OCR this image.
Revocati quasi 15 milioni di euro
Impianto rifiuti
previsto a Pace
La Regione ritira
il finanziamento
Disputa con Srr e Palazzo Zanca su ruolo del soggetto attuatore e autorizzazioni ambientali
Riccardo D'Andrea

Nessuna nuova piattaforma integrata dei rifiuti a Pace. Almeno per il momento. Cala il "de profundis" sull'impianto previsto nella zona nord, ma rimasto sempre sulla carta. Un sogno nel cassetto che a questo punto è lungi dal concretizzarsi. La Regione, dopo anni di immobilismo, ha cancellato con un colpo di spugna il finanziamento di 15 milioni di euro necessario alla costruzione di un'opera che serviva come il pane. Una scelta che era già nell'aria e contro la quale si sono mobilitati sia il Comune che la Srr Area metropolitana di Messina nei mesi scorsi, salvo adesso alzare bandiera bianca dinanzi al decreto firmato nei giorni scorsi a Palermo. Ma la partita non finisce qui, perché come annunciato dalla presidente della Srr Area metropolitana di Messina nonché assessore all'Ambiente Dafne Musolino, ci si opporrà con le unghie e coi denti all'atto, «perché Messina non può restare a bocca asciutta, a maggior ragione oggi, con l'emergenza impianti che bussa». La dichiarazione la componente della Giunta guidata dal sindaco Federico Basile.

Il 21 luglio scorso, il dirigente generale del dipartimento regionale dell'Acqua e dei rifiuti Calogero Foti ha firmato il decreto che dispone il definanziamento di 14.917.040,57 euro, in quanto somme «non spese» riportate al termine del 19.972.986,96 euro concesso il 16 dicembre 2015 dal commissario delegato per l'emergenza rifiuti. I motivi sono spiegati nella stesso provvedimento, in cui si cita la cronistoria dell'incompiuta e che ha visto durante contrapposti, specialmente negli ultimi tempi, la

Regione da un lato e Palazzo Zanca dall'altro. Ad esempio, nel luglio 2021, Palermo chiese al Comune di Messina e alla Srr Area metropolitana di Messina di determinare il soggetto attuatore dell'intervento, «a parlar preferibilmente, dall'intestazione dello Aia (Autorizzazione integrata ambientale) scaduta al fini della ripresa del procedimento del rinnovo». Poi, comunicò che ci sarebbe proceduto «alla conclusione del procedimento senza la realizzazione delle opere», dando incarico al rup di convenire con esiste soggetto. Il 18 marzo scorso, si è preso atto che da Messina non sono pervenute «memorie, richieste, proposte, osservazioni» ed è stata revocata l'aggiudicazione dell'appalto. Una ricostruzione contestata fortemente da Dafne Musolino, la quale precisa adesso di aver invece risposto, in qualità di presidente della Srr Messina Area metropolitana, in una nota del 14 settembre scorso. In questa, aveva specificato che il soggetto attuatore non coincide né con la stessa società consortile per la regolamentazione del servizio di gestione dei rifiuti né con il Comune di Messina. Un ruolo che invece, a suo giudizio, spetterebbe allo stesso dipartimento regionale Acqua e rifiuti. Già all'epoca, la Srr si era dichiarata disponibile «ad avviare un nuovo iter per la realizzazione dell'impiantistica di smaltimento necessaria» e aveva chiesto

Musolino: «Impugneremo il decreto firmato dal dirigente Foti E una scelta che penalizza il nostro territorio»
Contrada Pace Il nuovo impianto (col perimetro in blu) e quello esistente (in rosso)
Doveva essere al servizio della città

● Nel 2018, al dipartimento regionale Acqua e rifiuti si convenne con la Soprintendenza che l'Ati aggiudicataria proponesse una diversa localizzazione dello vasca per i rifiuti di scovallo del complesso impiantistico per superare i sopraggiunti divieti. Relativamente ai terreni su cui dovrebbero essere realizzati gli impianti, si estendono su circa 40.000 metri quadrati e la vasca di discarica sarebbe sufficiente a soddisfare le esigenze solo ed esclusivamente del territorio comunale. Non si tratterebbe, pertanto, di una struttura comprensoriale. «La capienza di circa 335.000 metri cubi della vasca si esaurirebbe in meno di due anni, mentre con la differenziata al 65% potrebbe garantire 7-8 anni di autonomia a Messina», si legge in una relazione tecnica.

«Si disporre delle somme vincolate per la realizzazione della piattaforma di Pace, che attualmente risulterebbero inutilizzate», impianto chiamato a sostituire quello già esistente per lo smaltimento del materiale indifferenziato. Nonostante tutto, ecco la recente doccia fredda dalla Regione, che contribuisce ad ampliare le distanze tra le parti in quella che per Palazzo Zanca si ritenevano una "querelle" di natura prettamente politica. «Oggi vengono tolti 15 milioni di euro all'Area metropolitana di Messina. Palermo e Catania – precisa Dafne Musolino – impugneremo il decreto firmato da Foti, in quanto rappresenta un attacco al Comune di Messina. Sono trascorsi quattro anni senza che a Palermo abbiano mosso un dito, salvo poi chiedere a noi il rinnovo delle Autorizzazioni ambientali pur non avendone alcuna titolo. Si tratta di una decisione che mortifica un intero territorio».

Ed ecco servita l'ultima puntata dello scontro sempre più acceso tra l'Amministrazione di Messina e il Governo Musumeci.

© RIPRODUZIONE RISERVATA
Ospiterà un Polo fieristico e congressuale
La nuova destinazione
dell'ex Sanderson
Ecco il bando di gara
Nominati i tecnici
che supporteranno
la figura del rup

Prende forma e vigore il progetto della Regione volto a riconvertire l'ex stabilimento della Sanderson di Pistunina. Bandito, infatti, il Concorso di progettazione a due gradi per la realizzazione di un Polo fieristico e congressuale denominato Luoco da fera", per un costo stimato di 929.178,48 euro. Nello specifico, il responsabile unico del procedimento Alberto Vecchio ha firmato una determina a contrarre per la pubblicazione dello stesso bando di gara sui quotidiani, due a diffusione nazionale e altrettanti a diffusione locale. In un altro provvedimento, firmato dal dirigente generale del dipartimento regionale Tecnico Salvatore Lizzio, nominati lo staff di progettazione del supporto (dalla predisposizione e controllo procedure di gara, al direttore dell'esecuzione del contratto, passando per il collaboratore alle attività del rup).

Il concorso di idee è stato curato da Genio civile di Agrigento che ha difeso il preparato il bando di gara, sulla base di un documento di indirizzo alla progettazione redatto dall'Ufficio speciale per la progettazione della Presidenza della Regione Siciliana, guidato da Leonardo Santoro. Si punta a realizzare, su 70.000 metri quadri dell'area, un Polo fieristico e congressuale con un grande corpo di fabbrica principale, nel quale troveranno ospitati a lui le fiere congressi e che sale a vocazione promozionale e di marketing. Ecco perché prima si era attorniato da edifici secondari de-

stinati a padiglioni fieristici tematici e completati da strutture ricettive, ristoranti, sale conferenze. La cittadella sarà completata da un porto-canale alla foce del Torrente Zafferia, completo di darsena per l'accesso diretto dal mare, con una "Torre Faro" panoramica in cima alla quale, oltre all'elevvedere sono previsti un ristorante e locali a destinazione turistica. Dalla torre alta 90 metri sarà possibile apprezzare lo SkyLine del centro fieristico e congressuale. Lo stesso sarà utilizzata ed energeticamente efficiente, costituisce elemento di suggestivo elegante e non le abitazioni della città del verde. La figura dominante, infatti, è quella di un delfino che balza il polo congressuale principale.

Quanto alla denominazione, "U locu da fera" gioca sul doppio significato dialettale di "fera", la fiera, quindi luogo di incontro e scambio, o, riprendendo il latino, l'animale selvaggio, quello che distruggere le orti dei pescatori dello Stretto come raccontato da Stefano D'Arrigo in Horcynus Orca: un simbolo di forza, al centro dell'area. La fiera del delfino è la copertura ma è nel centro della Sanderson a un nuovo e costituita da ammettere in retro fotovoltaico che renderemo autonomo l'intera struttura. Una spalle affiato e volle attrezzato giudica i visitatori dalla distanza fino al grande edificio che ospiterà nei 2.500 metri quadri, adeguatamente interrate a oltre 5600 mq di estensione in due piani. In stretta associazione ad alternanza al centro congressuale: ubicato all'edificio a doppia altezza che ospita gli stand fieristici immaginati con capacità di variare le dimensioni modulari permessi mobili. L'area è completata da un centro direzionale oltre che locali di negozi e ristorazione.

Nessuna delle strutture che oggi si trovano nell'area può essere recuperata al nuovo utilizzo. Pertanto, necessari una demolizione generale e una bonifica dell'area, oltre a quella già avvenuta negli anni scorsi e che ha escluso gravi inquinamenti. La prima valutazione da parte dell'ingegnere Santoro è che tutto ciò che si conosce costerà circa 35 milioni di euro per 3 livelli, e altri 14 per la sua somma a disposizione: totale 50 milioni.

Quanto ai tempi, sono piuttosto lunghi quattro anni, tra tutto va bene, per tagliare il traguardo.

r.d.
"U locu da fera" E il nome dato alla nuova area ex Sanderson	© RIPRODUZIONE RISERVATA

**Given problem**
Using the records above, pull out each line where the word "ambientali" occurs.

**Written reply**
Disputa con Srr e Palazzo Zanca su ruolo del soggetto attuatore e autorizzazioni ambientali
«Si disporre delle somme vincolate per la realizzazione della piattaforma di Pace, che attualmente risulterebbero inutilizzate», impianto chiamato a sostituire quello già esistente per lo smaltimento del materiale indifferenziato. Nonostante tutto, ecco la recente doccia fredda dalla Regione, che contribuisce ad ampliare le distanze tra le parti in quella che per Palazzo Zanca si ritenevano una "querelle" di natura prettamente politica. «Oggi vengono tolti 15 milioni di euro all'Area metropolitana di Messina. Palermo e Catania – precisa Dafne Musolino – impugneremo il decreto firmato da Foti, in quanto rappresenta un attacco al Comune di Messina. Sono trascorsi quattro anni senza che a Palermo abbiano mosso un dito, salvo poi chiedere a noi il rinnovo delle Autorizzazioni ambientali pur non avendone alcuna titolo. Si tratta di una decisione che mortifica un intero territorio».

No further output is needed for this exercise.